- What you will do: Report how many lines below contain the word "JSON". Give only the number.

- Dataset content:

━━━

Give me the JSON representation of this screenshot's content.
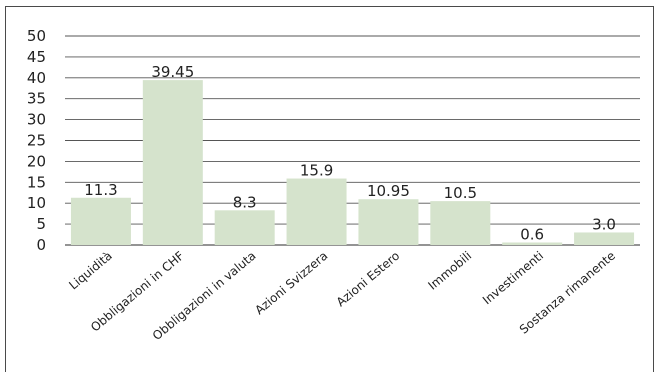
{
  "chart_data": {
    "type": "bar",
    "title": "",
    "xlabel": "",
    "ylabel": "",
    "ylim": [
      0,
      50
    ],
    "yticks": [
      0,
      5,
      10,
      15,
      20,
      25,
      30,
      35,
      40,
      45,
      50
    ],
    "grid": true,
    "legend": "none",
    "categories": [
      "Liquidità",
      "Obbligazioni in CHF",
      "Obbligazioni in valuta",
      "Azioni Svizzera",
      "Azioni Estero",
      "Immobili",
      "Investimenti",
      "Sostanza rimanente"
    ],
    "values": [
      11.3,
      39.45,
      8.3,
      15.9,
      10.95,
      10.5,
      0.6,
      3.0
    ],
    "value_labels": [
      "11.3",
      "39.45",
      "8.3",
      "15.9",
      "10.95",
      "10.5",
      "0.6",
      "3.0"
    ],
    "colors": {
      "bar": "#d5e3cc",
      "grid": "#555555",
      "text": "#222222"
    }
  }
}
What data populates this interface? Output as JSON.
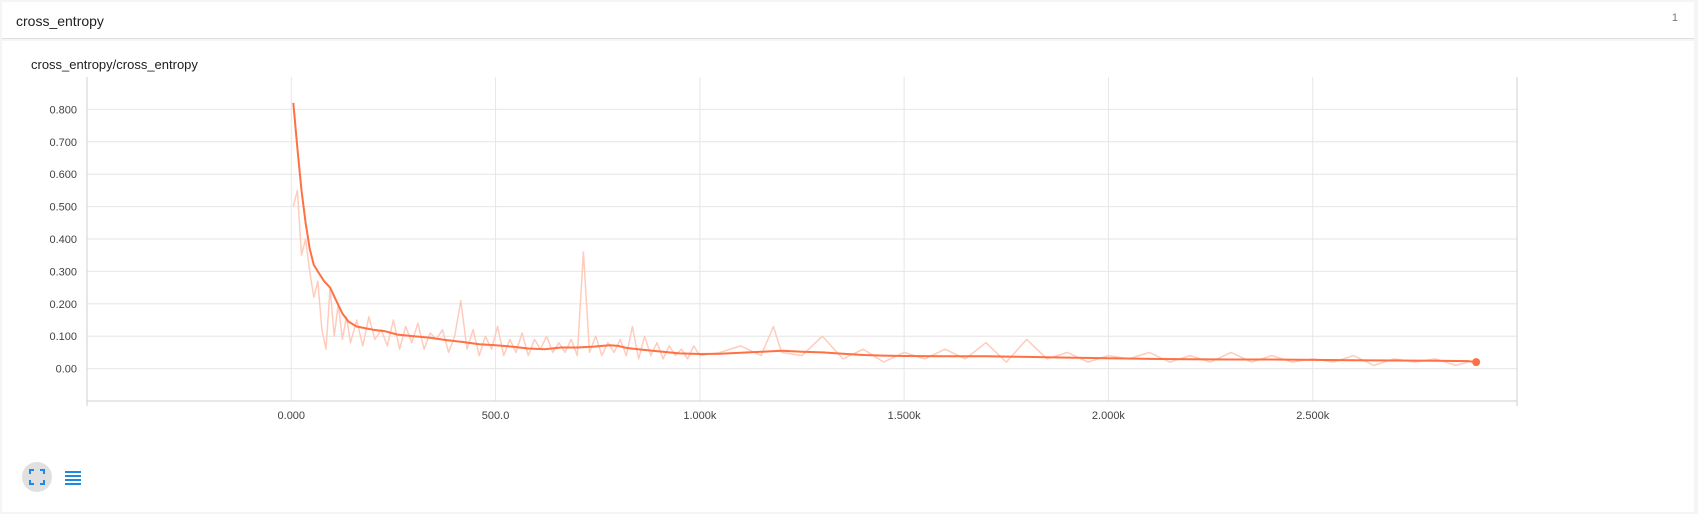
{
  "header": {
    "title": "cross_entropy",
    "count": "1"
  },
  "card": {
    "title": "cross_entropy/cross_entropy"
  },
  "controls": {
    "expand_icon": "fullscreen-icon",
    "list_icon": "list-icon"
  },
  "colors": {
    "smoothed": "#ff7043",
    "raw": "#ffccbc",
    "grid": "#e6e6e6",
    "axis": "#d0d0d0",
    "button_bg": "#e0e0e0",
    "icon": "#1e88e5"
  },
  "chart_data": {
    "type": "line",
    "title": "",
    "xlabel": "",
    "ylabel": "",
    "xlim": [
      -500,
      3000
    ],
    "ylim": [
      -0.1,
      0.9
    ],
    "x_ticks": [
      0,
      500,
      1000,
      1500,
      2000,
      2500
    ],
    "x_tick_labels": [
      "0.000",
      "500.0",
      "1.000k",
      "1.500k",
      "2.000k",
      "2.500k"
    ],
    "y_ticks": [
      0.0,
      0.1,
      0.2,
      0.3,
      0.4,
      0.5,
      0.6,
      0.7,
      0.8
    ],
    "y_tick_labels": [
      "0.00",
      "0.100",
      "0.200",
      "0.300",
      "0.400",
      "0.500",
      "0.600",
      "0.700",
      "0.800"
    ],
    "grid": true,
    "series": [
      {
        "role": "smoothed",
        "x": [
          5,
          15,
          25,
          35,
          45,
          55,
          65,
          80,
          95,
          110,
          125,
          140,
          160,
          180,
          200,
          230,
          260,
          300,
          340,
          380,
          420,
          460,
          500,
          540,
          580,
          620,
          660,
          700,
          740,
          780,
          800,
          820,
          860,
          900,
          950,
          1000,
          1050,
          1100,
          1150,
          1200,
          1250,
          1300,
          1350,
          1400,
          1450,
          1500,
          1600,
          1700,
          1800,
          1900,
          2000,
          2100,
          2200,
          2300,
          2400,
          2500,
          2600,
          2700,
          2800,
          2880,
          2900
        ],
        "y": [
          0.82,
          0.68,
          0.55,
          0.45,
          0.37,
          0.32,
          0.3,
          0.27,
          0.25,
          0.21,
          0.17,
          0.145,
          0.13,
          0.125,
          0.12,
          0.115,
          0.105,
          0.1,
          0.095,
          0.088,
          0.082,
          0.075,
          0.072,
          0.068,
          0.062,
          0.06,
          0.065,
          0.065,
          0.068,
          0.072,
          0.07,
          0.064,
          0.058,
          0.053,
          0.047,
          0.045,
          0.046,
          0.049,
          0.052,
          0.055,
          0.052,
          0.05,
          0.046,
          0.042,
          0.04,
          0.039,
          0.038,
          0.038,
          0.036,
          0.034,
          0.032,
          0.03,
          0.029,
          0.028,
          0.028,
          0.027,
          0.026,
          0.025,
          0.024,
          0.023,
          0.02
        ]
      },
      {
        "role": "raw",
        "x": [
          5,
          15,
          25,
          35,
          45,
          55,
          65,
          75,
          85,
          95,
          105,
          115,
          125,
          135,
          145,
          160,
          175,
          190,
          205,
          220,
          235,
          250,
          265,
          280,
          295,
          310,
          325,
          340,
          355,
          370,
          385,
          400,
          415,
          430,
          445,
          460,
          475,
          490,
          505,
          520,
          535,
          550,
          565,
          580,
          595,
          610,
          625,
          640,
          655,
          670,
          685,
          700,
          715,
          730,
          745,
          760,
          775,
          790,
          805,
          820,
          835,
          850,
          865,
          880,
          895,
          910,
          925,
          940,
          955,
          970,
          985,
          1000,
          1050,
          1100,
          1150,
          1180,
          1200,
          1250,
          1300,
          1350,
          1400,
          1450,
          1500,
          1550,
          1600,
          1650,
          1700,
          1750,
          1800,
          1850,
          1900,
          1950,
          2000,
          2050,
          2100,
          2150,
          2200,
          2250,
          2300,
          2350,
          2400,
          2450,
          2500,
          2550,
          2600,
          2650,
          2700,
          2750,
          2800,
          2850,
          2880
        ],
        "y": [
          0.5,
          0.55,
          0.35,
          0.4,
          0.3,
          0.22,
          0.27,
          0.12,
          0.06,
          0.25,
          0.1,
          0.2,
          0.09,
          0.16,
          0.08,
          0.15,
          0.07,
          0.16,
          0.09,
          0.12,
          0.07,
          0.15,
          0.06,
          0.13,
          0.08,
          0.14,
          0.06,
          0.11,
          0.09,
          0.12,
          0.05,
          0.1,
          0.21,
          0.06,
          0.12,
          0.04,
          0.1,
          0.06,
          0.13,
          0.04,
          0.09,
          0.05,
          0.11,
          0.04,
          0.09,
          0.06,
          0.1,
          0.05,
          0.08,
          0.05,
          0.09,
          0.04,
          0.36,
          0.05,
          0.1,
          0.04,
          0.08,
          0.05,
          0.09,
          0.04,
          0.13,
          0.03,
          0.1,
          0.04,
          0.08,
          0.03,
          0.07,
          0.04,
          0.06,
          0.03,
          0.07,
          0.04,
          0.05,
          0.07,
          0.04,
          0.13,
          0.05,
          0.04,
          0.1,
          0.03,
          0.06,
          0.02,
          0.05,
          0.03,
          0.06,
          0.03,
          0.08,
          0.02,
          0.09,
          0.03,
          0.05,
          0.02,
          0.04,
          0.03,
          0.05,
          0.02,
          0.04,
          0.02,
          0.05,
          0.02,
          0.04,
          0.02,
          0.03,
          0.02,
          0.04,
          0.01,
          0.03,
          0.02,
          0.03,
          0.01,
          0.02
        ]
      }
    ]
  }
}
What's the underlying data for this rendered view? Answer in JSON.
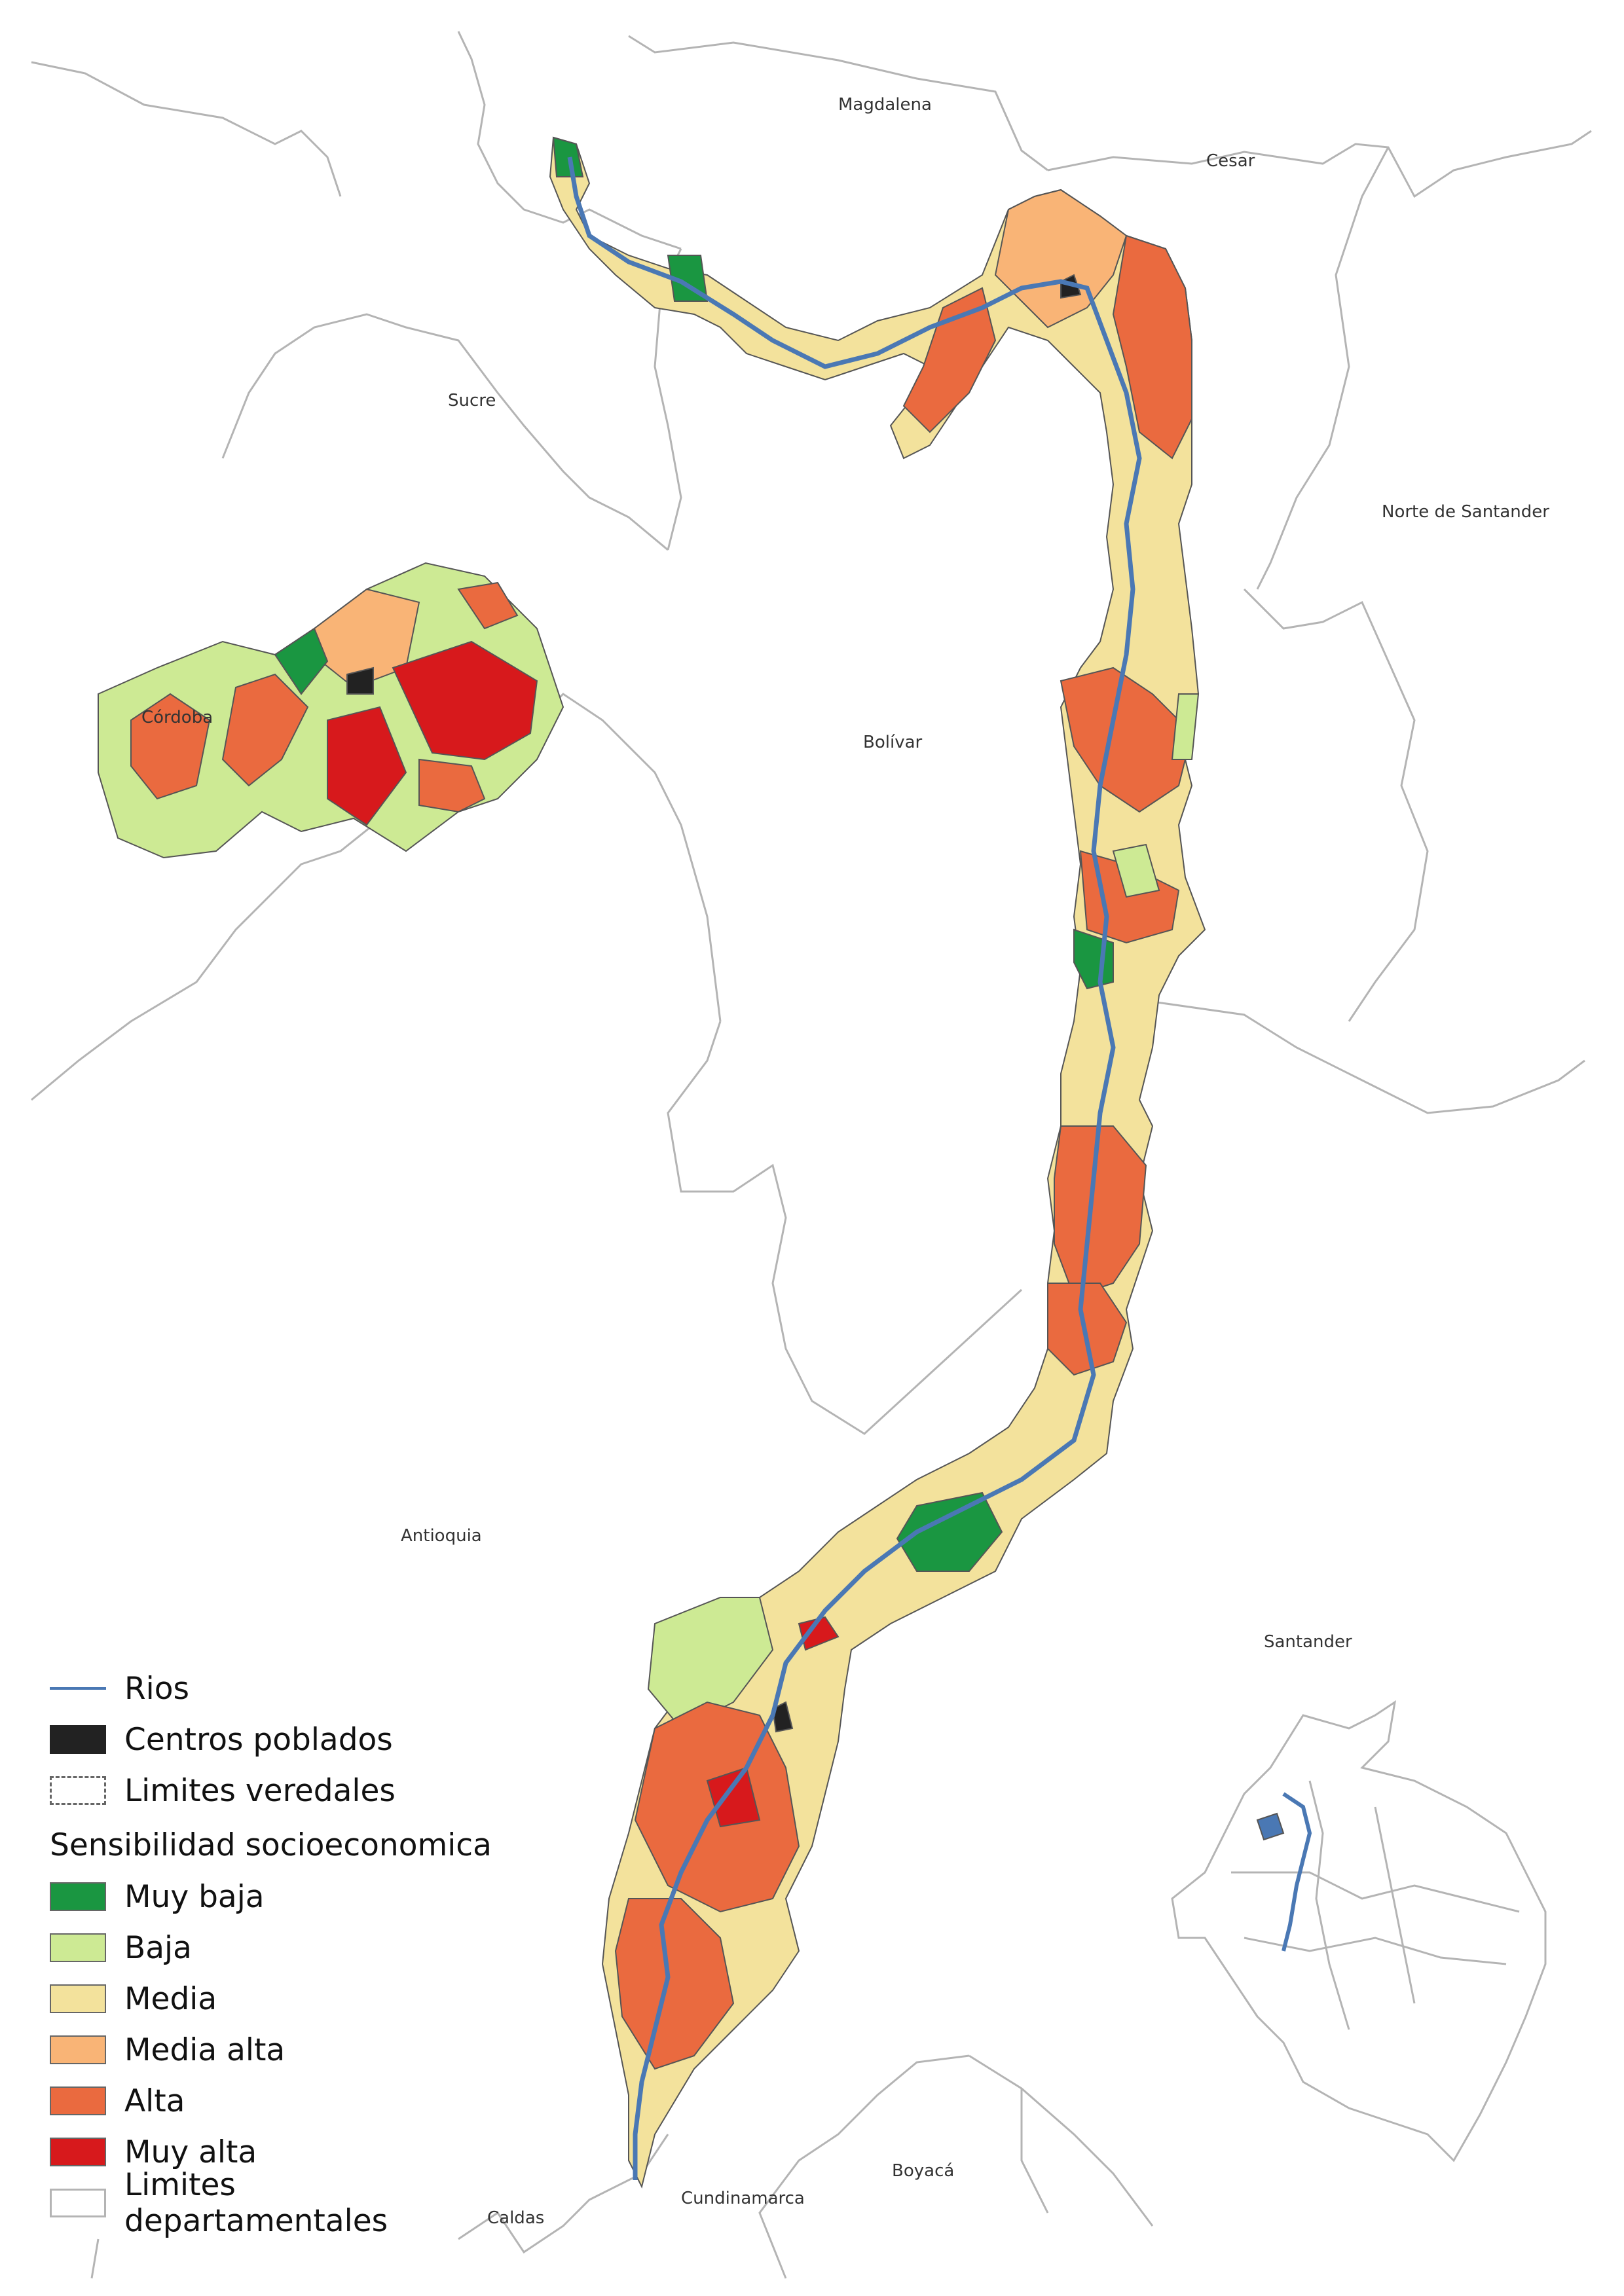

━━━

- Result of this exercise: 3